### DO THIS
Copy the records below, from the line containing "Output the text content of this document." through the last line; leave out pictures.

### Saved entries
----------------

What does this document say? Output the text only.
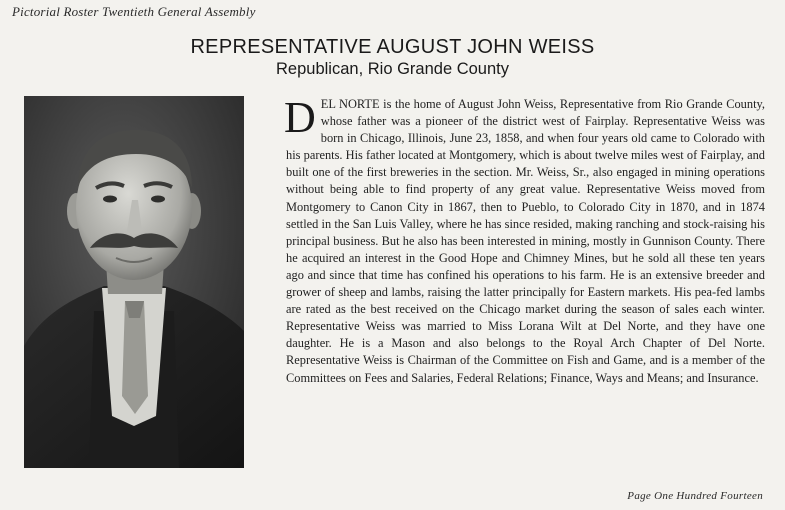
Pictorial Roster Twentieth General Assembly
REPRESENTATIVE AUGUST JOHN WEISS
Republican, Rio Grande County
DEL NORTE is the home of August John Weiss, Representative from Rio Grande County, whose father was a pioneer of the district west of Fairplay. Representative Weiss was born in Chicago, Illinois, June 23, 1858, and when four years old came to Colorado with his parents. His father located at Montgomery, which is about twelve miles west of Fairplay, and built one of the first breweries in the section. Mr. Weiss, Sr., also engaged in mining operations without being able to find property of any great value. Representative Weiss moved from Montgomery to Canon City in 1867, then to Pueblo, to Colorado City in 1870, and in 1874 settled in the San Luis Valley, where he has since resided, making ranching and stock-raising his principal business. But he also has been interested in mining, mostly in Gunnison County. There he acquired an interest in the Good Hope and Chimney Mines, but he sold all these ten years ago and since that time has confined his operations to his farm. He is an extensive breeder and grower of sheep and lambs, raising the latter principally for Eastern markets. His pea-fed lambs are rated as the best received on the Chicago market during the season of sales each winter. Representative Weiss was married to Miss Lorana Wilt at Del Norte, and they have one daughter. He is a Mason and also belongs to the Royal Arch Chapter of Del Norte. Representative Weiss is Chairman of the Committee on Fish and Game, and is a member of the Committees on Fees and Salaries, Federal Relations; Finance, Ways and Means; and Insurance.
Page One Hundred Fourteen
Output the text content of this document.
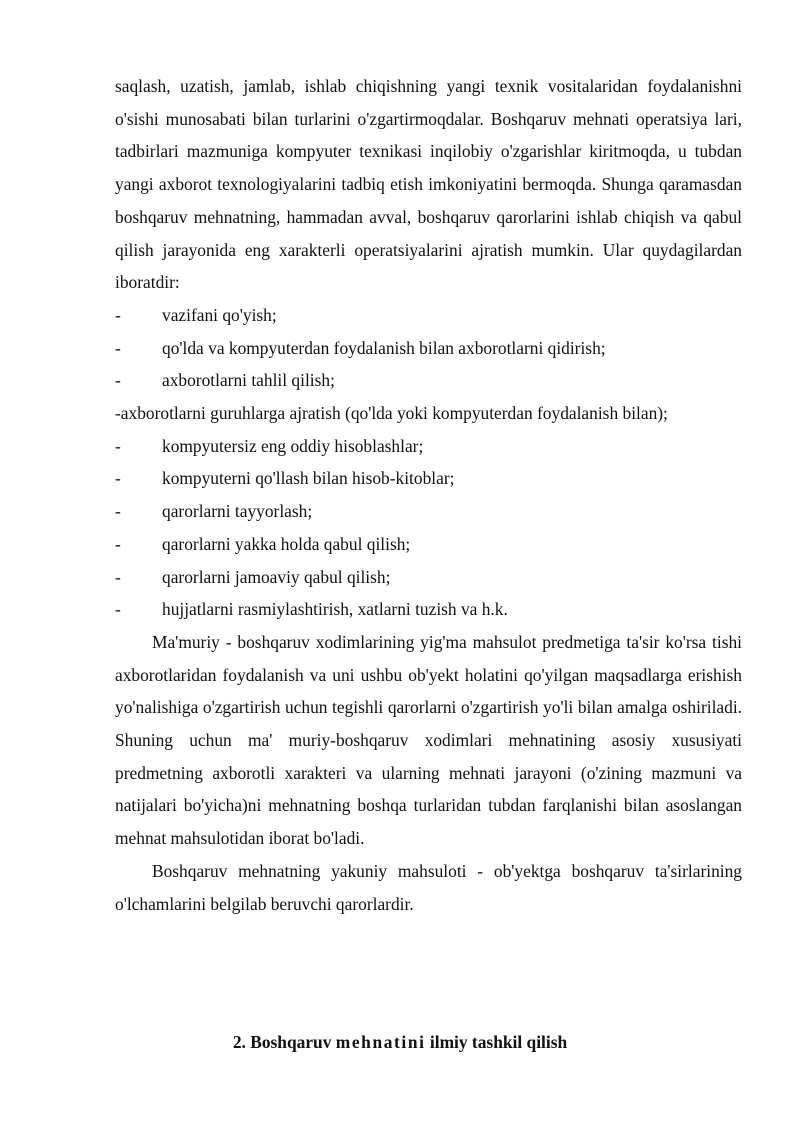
saqlash, uzatish, jamlab, ishlab chiqishning yangi texnik vositalaridan foydalanishni o'sishi munosabati bilan turlarini o'zgartirmoqdalar. Boshqaruv mehnati operatsiya lari, tadbirlari mazmuniga kompyuter texnikasi inqilobiy o'zgarishlar kiritmoqda, u tubdan yangi axborot texnologiyalarini tadbiq etish imkoniyatini bermoqda. Shunga qaramasdan boshqaruv mehnatning, hammadan avval, boshqaruv qarorlarini ishlab chiqish va qabul qilish jarayonida eng xarakterli operatsiyalarini ajratish mumkin. Ular quydagilardan iboratdir:

-	vazifani qo'yish;
-	qo'lda va kompyuterdan foydalanish bilan axborotlarni qidirish;
-	axborotlarni tahlil qilish;
- axborotlarni guruhlarga ajratish (qo'lda yoki kompyuterdan foydalanish bilan);
-	kompyutersiz eng oddiy hisoblashlar;
-	kompyuterni qo'llash bilan hisob-kitoblar;
-	qarorlarni tayyorlash;
-	qarorlarni yakka holda qabul qilish;
-	qarorlarni jamoaviy qabul qilish;
-	hujjatlarni rasmiylashtirish, xatlarni tuzish va h.k.

Ma'muriy - boshqaruv xodimlarining yig'ma mahsulot predmetiga ta'sir ko'rsa tishi axborotlaridan foydalanish va uni ushbu ob'yekt holatini qo'yilgan maqsadlarga erishish yo'nalishiga o'zgartirish uchun tegishli qarorlarni o'zgartirish yo'li bilan amalga oshiriladi. Shuning uchun ma' muriy-boshqaruv xodimlari mehnatining asosiy xususiyati predmetning axborotli xarakteri va ularning mehnati jarayoni (o'zining mazmuni va natijalari bo'yicha)ni mehnatning boshqa turlaridan tubdan farqlanishi bilan asoslangan mehnat mahsulotidan iborat bo'ladi.

Boshqaruv mehnatning yakuniy mahsuloti - ob'yektga boshqaruv ta'sirlarining o'lchamlarini belgilab beruvchi qarorlardir.

2. Boshqaruv mehnatini ilmiy tashkil qilish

----------------

### SOLUTION FOR THIS PROBLEM
Output the text content of this document.
saqlash, uzatish, jamlab, ishlab chiqishning yangi texnik vositalaridan foydalanishni o'sishi munosabati bilan turlarini o'zgartirmoqdalar. Boshqaruv mehnati operatsiya lari, tadbirlari mazmuniga kompyuter texnikasi inqilobiy o'zgarishlar kiritmoqda, u tubdan yangi axborot texnologiyalarini tadbiq etish imkoniyatini bermoqda. Shunga qaramasdan boshqaruv mehnatning, hammadan avval, boshqaruv qarorlarini ishlab chiqish va qabul qilish jarayonida eng xarakterli operatsiyalarini ajratish mumkin. Ular quydagilardan iboratdir:

-	vazifani qo'yish;
-	qo'lda va kompyuterdan foydalanish bilan axborotlarni qidirish;
-	axborotlarni tahlil qilish;
- axborotlarni guruhlarga ajratish (qo'lda yoki kompyuterdan foydalanish bilan);
-	kompyutersiz eng oddiy hisoblashlar;
-	kompyuterni qo'llash bilan hisob-kitoblar;
-	qarorlarni tayyorlash;
-	qarorlarni yakka holda qabul qilish;
-	qarorlarni jamoaviy qabul qilish;
-	hujjatlarni rasmiylashtirish, xatlarni tuzish va h.k.

Ma'muriy - boshqaruv xodimlarining yig'ma mahsulot predmetiga ta'sir ko'rsa tishi axborotlaridan foydalanish va uni ushbu ob'yekt holatini qo'yilgan maqsadlarga erishish yo'nalishiga o'zgartirish uchun tegishli qarorlarni o'zgartirish yo'li bilan amalga oshiriladi. Shuning uchun ma' muriy-boshqaruv xodimlari mehnatining asosiy xususiyati predmetning axborotli xarakteri va ularning mehnati jarayoni (o'zining mazmuni va natijalari bo'yicha)ni mehnatning boshqa turlaridan tubdan farqlanishi bilan asoslangan mehnat mahsulotidan iborat bo'ladi.

Boshqaruv mehnatning yakuniy mahsuloti - ob'yektga boshqaruv ta'sirlarining o'lchamlarini belgilab beruvchi qarorlardir.

2. Boshqaruv mehnatini ilmiy tashkil qilish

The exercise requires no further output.